··· Records ···

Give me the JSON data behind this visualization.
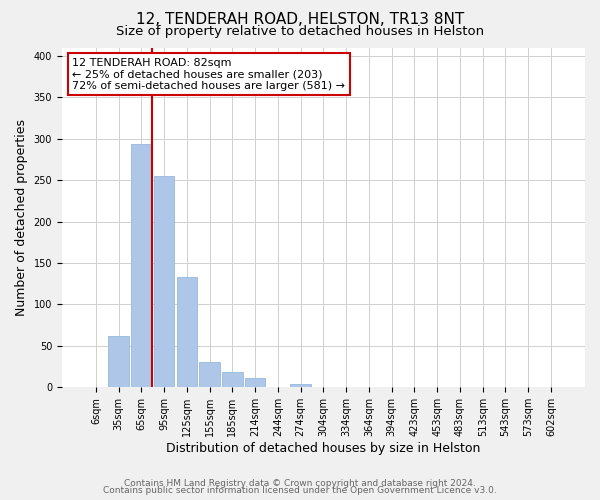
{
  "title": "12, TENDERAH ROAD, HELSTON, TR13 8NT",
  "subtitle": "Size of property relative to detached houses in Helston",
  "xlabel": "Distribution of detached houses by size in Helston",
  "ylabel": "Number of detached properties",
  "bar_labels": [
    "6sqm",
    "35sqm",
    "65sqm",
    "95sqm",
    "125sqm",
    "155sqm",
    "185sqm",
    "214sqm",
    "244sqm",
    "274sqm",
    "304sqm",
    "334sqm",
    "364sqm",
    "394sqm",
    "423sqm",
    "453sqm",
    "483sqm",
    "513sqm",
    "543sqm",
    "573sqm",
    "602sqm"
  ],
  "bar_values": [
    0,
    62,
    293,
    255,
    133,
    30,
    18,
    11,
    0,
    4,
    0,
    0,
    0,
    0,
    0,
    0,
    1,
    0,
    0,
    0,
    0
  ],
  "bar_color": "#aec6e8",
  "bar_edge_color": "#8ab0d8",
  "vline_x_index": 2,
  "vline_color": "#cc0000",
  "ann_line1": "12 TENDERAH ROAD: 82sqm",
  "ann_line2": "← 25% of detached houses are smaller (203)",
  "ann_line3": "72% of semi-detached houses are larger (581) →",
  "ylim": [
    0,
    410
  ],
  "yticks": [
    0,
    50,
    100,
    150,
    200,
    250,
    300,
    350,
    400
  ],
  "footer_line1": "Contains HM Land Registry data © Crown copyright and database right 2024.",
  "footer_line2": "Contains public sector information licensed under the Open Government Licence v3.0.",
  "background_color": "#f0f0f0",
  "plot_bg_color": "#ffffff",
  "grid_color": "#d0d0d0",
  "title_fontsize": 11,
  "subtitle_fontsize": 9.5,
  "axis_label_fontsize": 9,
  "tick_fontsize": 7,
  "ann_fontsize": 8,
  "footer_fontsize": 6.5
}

···
··· Records ···

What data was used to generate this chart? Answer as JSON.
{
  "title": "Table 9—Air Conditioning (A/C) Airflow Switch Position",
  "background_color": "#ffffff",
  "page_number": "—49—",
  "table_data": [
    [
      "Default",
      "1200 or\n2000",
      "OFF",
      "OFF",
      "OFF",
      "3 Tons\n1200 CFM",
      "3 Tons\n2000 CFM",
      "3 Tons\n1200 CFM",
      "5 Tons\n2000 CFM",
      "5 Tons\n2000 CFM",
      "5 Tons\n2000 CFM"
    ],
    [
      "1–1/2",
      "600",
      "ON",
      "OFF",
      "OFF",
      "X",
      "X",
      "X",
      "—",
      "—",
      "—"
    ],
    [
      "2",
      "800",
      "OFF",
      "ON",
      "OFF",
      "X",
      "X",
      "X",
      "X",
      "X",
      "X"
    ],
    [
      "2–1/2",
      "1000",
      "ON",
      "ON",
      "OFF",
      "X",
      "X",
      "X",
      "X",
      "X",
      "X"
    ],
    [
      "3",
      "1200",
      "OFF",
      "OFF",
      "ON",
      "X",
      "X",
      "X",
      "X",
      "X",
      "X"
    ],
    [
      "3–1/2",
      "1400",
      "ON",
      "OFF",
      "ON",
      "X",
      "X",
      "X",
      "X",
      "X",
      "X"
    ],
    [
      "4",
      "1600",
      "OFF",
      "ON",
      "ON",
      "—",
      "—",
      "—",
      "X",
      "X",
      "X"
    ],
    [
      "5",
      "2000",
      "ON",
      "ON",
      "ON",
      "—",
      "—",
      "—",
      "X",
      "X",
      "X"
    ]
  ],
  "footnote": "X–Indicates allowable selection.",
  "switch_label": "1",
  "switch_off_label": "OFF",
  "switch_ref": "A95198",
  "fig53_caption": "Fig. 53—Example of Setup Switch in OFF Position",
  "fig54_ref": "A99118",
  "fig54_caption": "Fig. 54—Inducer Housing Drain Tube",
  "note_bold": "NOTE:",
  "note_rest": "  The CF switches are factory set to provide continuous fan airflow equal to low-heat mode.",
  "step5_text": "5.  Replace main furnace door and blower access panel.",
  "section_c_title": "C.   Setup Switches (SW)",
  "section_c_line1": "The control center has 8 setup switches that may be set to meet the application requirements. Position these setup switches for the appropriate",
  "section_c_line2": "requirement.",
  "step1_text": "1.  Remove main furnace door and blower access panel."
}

···
··· Records ···

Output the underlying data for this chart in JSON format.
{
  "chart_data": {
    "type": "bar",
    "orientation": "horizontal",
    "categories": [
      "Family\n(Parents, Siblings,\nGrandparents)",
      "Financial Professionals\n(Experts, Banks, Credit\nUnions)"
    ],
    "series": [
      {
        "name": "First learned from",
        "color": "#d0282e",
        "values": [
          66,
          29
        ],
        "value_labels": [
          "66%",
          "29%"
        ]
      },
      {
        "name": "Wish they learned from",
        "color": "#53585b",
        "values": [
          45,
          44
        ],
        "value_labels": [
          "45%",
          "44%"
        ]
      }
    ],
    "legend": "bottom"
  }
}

···

**Requirements**
For each line of the listing that holds the word "name", show that line.

**Result for this task**
        "name": "First learned from",
        "name": "Wish they learned from",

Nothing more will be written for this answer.